DIRECTIONS FOR THIS TASK
Look for the string "cloud" in the lines and copy each line that has it.

GIVEN DATA

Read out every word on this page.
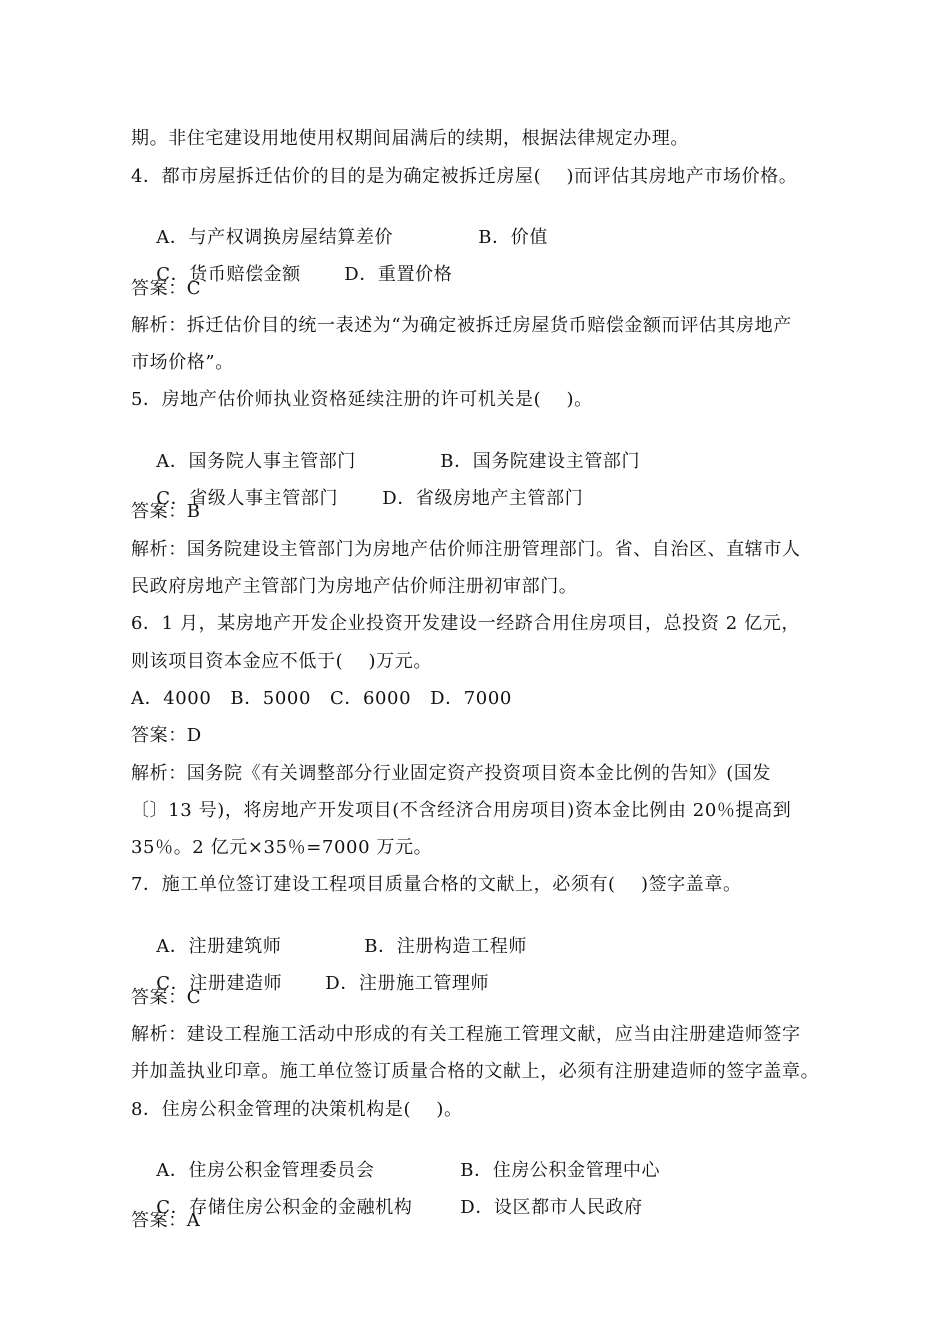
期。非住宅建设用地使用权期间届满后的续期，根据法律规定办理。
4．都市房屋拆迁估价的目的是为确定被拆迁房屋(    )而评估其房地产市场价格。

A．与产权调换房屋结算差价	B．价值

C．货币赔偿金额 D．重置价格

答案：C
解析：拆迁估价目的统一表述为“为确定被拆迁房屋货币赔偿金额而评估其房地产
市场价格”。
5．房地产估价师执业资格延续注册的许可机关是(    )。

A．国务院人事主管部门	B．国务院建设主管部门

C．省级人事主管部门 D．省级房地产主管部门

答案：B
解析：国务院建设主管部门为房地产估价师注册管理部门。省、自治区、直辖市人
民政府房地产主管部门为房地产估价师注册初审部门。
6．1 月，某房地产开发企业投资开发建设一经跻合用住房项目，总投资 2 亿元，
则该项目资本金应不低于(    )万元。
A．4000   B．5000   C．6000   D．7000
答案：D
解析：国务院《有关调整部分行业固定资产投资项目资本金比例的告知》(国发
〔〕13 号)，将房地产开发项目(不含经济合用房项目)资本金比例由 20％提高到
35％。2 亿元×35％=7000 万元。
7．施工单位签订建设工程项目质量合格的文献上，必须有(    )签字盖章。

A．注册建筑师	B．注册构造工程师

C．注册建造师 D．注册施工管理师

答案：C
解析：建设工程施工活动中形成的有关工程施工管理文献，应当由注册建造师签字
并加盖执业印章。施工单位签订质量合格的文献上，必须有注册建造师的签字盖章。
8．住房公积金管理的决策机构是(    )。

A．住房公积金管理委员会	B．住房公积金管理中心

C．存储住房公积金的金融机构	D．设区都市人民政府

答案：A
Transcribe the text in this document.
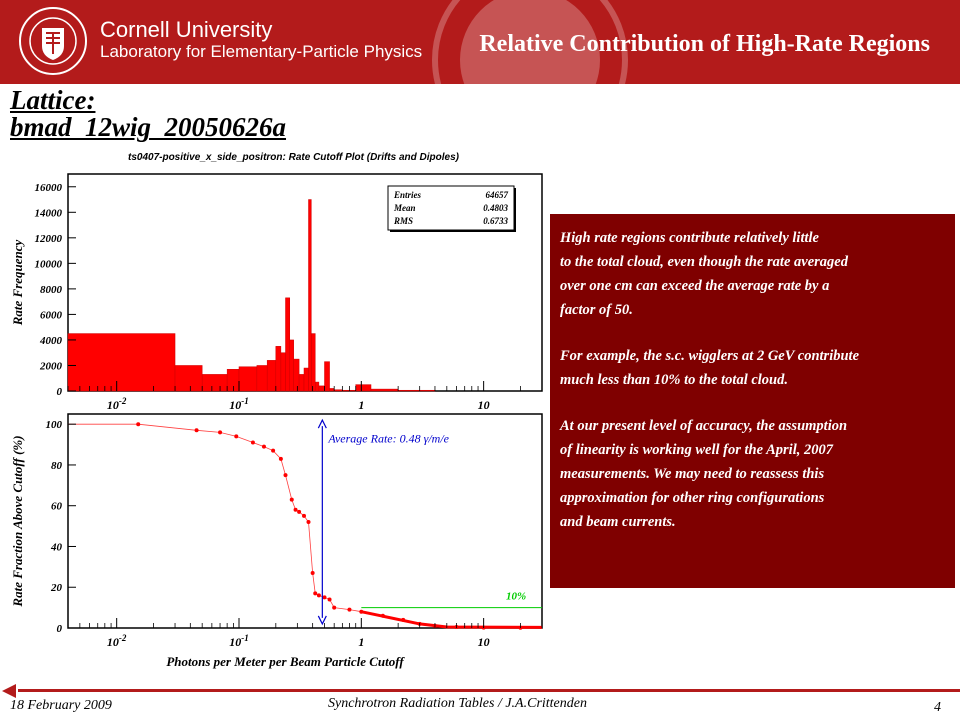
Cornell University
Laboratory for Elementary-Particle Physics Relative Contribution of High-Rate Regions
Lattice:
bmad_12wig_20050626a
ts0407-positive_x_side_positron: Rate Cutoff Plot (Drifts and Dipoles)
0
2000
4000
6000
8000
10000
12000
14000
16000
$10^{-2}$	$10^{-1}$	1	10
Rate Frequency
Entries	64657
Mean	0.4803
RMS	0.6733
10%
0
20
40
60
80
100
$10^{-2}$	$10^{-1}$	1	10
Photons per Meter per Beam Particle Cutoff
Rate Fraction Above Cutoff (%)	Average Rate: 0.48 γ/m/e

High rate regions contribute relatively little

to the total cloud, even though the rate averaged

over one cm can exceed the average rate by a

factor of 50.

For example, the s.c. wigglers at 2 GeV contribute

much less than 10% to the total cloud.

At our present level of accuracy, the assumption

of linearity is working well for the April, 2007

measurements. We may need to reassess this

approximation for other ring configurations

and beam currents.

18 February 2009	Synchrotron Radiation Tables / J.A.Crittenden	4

ANSWER TO THIS EXERCISE
to the total cloud, even though the rate averaged
much less than 10% to the total cloud.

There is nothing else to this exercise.